** Work to complete **
Find the word "hominis" in the material below and gather every line that contains it.

** Data listing **
┌────────
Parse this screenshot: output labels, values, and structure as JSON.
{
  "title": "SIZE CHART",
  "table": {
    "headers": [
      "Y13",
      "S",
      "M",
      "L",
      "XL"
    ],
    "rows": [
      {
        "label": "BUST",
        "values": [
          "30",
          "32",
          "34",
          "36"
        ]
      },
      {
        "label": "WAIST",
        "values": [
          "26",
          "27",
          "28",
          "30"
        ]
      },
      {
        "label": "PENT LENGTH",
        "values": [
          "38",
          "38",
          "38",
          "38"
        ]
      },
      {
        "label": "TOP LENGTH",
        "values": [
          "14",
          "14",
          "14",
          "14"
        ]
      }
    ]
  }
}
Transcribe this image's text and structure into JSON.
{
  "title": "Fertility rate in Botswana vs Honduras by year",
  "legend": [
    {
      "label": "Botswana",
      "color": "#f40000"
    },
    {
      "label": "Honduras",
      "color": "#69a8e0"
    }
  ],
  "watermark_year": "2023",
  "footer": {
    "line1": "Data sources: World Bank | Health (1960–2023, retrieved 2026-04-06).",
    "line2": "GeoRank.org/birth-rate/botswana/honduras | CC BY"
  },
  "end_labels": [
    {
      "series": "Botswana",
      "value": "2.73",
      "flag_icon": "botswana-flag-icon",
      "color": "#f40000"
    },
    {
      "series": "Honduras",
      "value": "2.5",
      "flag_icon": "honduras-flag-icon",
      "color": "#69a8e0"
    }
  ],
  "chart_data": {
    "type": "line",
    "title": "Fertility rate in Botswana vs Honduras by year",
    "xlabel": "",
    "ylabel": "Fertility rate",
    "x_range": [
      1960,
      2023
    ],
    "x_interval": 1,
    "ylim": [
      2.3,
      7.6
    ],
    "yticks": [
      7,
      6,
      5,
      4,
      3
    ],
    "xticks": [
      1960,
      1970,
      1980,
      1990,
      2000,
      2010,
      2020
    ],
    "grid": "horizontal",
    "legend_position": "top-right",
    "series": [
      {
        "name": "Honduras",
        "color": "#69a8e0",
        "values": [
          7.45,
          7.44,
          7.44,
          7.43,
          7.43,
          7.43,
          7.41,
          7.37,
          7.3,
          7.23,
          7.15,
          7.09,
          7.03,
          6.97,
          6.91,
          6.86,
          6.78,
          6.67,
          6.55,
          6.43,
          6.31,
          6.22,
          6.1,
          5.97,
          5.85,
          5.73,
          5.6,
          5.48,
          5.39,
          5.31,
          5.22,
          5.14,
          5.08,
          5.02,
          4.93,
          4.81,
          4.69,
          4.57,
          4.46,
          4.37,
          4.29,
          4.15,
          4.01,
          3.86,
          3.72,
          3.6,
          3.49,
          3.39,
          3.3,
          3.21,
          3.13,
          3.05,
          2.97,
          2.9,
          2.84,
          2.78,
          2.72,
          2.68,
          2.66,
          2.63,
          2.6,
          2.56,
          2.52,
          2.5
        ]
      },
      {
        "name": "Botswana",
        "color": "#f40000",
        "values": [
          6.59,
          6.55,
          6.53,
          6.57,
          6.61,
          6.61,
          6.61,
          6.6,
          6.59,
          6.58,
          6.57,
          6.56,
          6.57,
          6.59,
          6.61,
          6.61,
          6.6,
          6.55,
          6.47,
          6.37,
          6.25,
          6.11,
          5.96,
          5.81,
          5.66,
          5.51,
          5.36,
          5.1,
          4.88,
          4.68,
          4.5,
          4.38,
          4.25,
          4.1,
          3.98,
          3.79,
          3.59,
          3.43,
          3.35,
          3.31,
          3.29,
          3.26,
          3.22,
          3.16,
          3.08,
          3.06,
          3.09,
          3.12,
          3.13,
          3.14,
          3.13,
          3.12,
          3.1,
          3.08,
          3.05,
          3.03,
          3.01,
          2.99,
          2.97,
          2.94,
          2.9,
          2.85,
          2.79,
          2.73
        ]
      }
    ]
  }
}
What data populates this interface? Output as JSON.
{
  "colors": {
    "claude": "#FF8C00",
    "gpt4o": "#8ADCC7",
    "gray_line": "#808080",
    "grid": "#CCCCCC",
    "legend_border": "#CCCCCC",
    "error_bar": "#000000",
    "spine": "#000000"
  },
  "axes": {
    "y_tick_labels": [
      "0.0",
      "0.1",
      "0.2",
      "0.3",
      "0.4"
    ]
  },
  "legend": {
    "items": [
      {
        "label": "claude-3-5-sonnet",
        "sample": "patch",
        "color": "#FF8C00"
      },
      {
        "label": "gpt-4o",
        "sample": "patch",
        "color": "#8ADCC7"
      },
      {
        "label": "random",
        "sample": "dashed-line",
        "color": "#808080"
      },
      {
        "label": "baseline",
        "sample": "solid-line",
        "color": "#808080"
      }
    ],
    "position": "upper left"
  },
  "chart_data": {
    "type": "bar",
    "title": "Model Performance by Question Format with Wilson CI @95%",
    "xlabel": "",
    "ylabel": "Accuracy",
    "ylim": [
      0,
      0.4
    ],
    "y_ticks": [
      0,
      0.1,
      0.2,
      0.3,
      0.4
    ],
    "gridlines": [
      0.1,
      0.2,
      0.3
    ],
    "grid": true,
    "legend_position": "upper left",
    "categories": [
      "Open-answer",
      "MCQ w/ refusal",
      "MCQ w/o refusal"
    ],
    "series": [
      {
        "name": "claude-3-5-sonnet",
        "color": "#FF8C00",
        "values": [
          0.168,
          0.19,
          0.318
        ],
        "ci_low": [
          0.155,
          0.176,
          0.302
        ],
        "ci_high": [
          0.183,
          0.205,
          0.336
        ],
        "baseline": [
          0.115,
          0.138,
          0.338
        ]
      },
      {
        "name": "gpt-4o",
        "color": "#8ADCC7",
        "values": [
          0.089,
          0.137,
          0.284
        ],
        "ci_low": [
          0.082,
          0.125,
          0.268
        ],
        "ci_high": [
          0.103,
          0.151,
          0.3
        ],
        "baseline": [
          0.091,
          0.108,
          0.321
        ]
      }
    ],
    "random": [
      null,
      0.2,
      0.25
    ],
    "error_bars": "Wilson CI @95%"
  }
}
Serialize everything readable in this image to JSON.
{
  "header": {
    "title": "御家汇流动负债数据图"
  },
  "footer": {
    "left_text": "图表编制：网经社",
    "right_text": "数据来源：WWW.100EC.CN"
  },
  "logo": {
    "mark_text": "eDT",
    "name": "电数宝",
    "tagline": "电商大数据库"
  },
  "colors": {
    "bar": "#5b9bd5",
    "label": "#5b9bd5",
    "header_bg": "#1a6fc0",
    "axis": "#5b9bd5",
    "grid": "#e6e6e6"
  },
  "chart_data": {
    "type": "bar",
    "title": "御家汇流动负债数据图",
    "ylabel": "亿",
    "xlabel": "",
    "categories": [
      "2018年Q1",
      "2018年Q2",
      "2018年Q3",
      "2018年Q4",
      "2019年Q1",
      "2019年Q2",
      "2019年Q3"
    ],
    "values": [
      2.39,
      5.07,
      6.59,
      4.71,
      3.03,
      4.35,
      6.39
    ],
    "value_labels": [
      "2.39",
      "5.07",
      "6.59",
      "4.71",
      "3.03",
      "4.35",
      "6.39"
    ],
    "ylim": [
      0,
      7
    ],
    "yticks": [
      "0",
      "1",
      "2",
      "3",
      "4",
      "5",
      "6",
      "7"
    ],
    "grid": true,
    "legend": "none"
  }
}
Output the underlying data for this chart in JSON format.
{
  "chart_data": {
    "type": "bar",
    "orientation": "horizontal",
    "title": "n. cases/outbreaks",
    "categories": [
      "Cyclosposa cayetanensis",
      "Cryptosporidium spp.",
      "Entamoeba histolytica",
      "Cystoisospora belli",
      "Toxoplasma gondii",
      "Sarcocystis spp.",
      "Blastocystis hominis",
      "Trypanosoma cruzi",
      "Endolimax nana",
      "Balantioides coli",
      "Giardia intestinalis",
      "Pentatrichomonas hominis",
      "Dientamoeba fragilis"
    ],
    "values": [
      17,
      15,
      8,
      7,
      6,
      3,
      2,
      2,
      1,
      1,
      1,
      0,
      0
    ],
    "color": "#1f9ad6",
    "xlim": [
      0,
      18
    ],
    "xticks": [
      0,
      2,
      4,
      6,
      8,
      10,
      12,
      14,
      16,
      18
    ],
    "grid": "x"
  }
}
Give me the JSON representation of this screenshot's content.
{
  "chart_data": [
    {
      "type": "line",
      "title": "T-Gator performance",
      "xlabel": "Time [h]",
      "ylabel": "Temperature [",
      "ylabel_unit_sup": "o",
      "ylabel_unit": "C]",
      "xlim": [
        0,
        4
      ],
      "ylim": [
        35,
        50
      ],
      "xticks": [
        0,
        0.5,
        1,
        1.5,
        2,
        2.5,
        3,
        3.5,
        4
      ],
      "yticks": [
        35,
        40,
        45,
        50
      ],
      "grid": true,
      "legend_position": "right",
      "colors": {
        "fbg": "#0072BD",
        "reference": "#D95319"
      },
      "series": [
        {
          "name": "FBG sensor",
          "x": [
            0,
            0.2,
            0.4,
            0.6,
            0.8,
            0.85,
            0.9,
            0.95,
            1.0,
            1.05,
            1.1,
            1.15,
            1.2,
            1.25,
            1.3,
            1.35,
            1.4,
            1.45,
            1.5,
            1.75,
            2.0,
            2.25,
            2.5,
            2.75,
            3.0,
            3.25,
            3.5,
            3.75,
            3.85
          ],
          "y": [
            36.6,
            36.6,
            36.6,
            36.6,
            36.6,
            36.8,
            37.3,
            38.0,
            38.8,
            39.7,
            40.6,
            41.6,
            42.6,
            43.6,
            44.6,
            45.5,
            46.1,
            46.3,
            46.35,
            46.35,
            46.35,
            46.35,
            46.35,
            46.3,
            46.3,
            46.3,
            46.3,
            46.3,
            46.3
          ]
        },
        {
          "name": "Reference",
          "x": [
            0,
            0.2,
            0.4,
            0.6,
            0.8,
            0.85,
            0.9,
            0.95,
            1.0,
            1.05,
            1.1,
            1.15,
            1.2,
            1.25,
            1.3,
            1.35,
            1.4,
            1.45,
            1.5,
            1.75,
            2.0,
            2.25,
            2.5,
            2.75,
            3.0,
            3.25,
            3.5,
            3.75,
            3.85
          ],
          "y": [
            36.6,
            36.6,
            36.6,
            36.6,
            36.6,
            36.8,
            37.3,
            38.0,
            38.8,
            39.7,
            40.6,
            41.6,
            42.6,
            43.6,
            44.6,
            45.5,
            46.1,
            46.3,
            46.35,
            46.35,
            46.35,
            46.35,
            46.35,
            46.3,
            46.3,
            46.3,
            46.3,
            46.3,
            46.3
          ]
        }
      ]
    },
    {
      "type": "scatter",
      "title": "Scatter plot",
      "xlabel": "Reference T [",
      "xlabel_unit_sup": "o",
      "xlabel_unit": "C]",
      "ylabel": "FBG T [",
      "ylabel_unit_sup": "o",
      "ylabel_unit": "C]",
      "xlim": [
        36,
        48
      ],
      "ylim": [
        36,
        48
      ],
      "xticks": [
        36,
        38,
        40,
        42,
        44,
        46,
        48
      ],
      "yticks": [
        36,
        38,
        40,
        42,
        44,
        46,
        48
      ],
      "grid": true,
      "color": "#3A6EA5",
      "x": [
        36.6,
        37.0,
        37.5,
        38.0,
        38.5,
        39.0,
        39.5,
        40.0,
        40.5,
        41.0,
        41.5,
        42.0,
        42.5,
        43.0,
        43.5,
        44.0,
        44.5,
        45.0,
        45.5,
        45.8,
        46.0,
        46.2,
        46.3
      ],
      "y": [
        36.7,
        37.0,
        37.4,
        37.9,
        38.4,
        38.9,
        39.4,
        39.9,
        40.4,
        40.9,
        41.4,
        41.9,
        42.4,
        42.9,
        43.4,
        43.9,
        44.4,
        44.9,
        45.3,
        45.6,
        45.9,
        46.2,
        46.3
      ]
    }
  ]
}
└────────
** Reply **
      "Blastocystis hominis",
      "Pentatrichomonas hominis",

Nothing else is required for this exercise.